WORK TO BE COMPLETED: Quote every entry word for word.

EXERCISE DATA:
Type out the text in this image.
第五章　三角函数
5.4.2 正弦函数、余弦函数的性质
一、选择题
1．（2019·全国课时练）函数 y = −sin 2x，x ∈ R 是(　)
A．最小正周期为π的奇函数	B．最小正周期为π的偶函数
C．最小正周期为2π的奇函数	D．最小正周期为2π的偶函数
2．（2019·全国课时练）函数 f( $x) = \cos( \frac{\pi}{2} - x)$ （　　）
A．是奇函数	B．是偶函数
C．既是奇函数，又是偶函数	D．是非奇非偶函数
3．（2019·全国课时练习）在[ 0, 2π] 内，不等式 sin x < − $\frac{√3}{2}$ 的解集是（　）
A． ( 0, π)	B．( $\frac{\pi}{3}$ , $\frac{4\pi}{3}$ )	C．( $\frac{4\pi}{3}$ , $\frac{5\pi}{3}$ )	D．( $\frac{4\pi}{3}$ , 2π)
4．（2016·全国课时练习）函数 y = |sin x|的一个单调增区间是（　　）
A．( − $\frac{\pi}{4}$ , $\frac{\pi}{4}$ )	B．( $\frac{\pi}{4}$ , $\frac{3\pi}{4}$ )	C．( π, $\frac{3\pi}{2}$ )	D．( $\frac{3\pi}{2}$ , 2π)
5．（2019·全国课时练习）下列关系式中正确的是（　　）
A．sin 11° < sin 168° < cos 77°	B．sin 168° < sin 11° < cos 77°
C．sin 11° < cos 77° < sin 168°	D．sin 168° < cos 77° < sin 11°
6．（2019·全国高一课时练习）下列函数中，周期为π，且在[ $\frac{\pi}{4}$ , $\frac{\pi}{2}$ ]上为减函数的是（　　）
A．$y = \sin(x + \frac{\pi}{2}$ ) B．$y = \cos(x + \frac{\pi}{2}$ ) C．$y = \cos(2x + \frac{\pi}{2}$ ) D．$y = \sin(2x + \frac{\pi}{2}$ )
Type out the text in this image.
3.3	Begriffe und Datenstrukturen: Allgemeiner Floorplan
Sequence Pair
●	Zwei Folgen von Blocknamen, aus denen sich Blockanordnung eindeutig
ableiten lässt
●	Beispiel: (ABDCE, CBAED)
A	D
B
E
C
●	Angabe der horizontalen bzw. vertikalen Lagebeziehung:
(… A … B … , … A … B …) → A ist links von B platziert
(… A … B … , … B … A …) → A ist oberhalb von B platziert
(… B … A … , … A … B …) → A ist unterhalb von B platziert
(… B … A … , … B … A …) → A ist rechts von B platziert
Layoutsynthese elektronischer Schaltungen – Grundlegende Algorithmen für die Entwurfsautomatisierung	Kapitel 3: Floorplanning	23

EXERCISE OUTPUT:
Type out the text in this image.
第五章　三角函数
5.4.2 正弦函数、余弦函数的性质
一、选择题
1．（2019·全国课时练）函数 y = −sin 2x，x ∈ R 是(　)
A．最小正周期为π的奇函数	B．最小正周期为π的偶函数
C．最小正周期为2π的奇函数	D．最小正周期为2π的偶函数
2．（2019·全国课时练）函数 f( $x) = \cos( \frac{\pi}{2} - x)$ （　　）
A．是奇函数	B．是偶函数
C．既是奇函数，又是偶函数	D．是非奇非偶函数
3．（2019·全国课时练习）在[ 0, 2π] 内，不等式 sin x < − $\frac{√3}{2}$ 的解集是（　）
A． ( 0, π)	B．( $\frac{\pi}{3}$ , $\frac{4\pi}{3}$ )	C．( $\frac{4\pi}{3}$ , $\frac{5\pi}{3}$ )	D．( $\frac{4\pi}{3}$ , 2π)
4．（2016·全国课时练习）函数 y = |sin x|的一个单调增区间是（　　）
A．( − $\frac{\pi}{4}$ , $\frac{\pi}{4}$ )	B．( $\frac{\pi}{4}$ , $\frac{3\pi}{4}$ )	C．( π, $\frac{3\pi}{2}$ )	D．( $\frac{3\pi}{2}$ , 2π)
5．（2019·全国课时练习）下列关系式中正确的是（　　）
A．sin 11° < sin 168° < cos 77°	B．sin 168° < sin 11° < cos 77°
C．sin 11° < cos 77° < sin 168°	D．sin 168° < cos 77° < sin 11°
6．（2019·全国高一课时练习）下列函数中，周期为π，且在[ $\frac{\pi}{4}$ , $\frac{\pi}{2}$ ]上为减函数的是（　　）
A．$y = \sin(x + \frac{\pi}{2}$ ) B．$y = \cos(x + \frac{\pi}{2}$ ) C．$y = \cos(2x + \frac{\pi}{2}$ ) D．$y = \sin(2x + \frac{\pi}{2}$ )
Type out the text in this image.
3.3	Begriffe und Datenstrukturen: Allgemeiner Floorplan
Sequence Pair
●	Zwei Folgen von Blocknamen, aus denen sich Blockanordnung eindeutig
ableiten lässt
●	Beispiel: (ABDCE, CBAED)
A	D
B
E
C
●	Angabe der horizontalen bzw. vertikalen Lagebeziehung:
(… A … B … , … A … B …) → A ist links von B platziert
(… A … B … , … B … A …) → A ist oberhalb von B platziert
(… B … A … , … A … B …) → A ist unterhalb von B platziert
(… B … A … , … B … A …) → A ist rechts von B platziert
Layoutsynthese elektronischer Schaltungen – Grundlegende Algorithmen für die Entwurfsautomatisierung	Kapitel 3: Floorplanning	23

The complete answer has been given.